** START **

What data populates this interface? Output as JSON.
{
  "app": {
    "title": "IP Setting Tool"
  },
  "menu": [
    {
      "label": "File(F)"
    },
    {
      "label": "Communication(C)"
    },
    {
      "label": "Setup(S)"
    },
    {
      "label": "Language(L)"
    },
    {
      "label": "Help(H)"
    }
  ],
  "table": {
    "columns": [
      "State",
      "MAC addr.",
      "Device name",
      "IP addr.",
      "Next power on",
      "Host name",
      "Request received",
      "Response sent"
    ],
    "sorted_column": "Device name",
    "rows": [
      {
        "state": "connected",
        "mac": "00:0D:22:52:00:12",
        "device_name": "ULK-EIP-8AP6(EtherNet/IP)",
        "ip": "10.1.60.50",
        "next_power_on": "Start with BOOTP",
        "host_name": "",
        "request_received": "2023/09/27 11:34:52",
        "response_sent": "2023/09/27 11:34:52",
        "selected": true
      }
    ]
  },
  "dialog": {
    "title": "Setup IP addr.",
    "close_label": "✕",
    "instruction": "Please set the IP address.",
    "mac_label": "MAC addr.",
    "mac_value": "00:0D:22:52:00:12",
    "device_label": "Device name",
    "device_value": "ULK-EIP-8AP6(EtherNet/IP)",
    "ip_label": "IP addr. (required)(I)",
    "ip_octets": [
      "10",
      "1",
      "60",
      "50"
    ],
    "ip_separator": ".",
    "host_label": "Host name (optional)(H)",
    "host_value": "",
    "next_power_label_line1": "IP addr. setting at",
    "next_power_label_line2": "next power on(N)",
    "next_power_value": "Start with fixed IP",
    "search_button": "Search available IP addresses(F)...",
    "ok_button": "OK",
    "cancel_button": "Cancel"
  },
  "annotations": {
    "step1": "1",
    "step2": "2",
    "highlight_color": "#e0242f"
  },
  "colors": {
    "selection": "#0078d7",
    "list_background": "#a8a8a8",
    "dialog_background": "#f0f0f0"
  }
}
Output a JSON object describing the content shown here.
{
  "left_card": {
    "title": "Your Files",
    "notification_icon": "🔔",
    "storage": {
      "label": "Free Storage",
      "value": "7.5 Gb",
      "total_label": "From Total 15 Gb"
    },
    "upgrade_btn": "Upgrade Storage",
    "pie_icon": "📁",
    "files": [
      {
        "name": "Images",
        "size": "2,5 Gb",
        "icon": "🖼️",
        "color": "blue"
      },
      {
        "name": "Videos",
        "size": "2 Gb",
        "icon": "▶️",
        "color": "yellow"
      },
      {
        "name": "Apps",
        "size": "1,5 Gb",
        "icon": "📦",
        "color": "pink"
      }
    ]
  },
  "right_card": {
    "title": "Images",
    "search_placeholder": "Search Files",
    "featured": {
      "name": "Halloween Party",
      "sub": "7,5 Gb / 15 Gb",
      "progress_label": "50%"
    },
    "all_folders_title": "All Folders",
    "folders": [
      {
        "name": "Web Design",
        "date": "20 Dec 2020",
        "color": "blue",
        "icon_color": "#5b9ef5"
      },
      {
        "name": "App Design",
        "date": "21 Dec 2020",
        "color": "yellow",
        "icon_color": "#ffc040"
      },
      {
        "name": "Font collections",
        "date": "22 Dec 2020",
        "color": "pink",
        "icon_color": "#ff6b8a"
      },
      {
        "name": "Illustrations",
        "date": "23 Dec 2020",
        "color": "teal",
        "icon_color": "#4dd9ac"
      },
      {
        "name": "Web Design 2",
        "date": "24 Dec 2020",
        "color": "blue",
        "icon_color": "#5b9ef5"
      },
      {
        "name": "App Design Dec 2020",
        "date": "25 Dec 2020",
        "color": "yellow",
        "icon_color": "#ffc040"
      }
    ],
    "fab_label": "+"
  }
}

** END **

## To be done
From the material above, copy each line that includes the word "date".

## The solution
        "date": "20 Dec 2020",
        "date": "21 Dec 2020",
        "date": "22 Dec 2020",
        "date": "23 Dec 2020",
        "date": "24 Dec 2020",
        "date": "25 Dec 2020",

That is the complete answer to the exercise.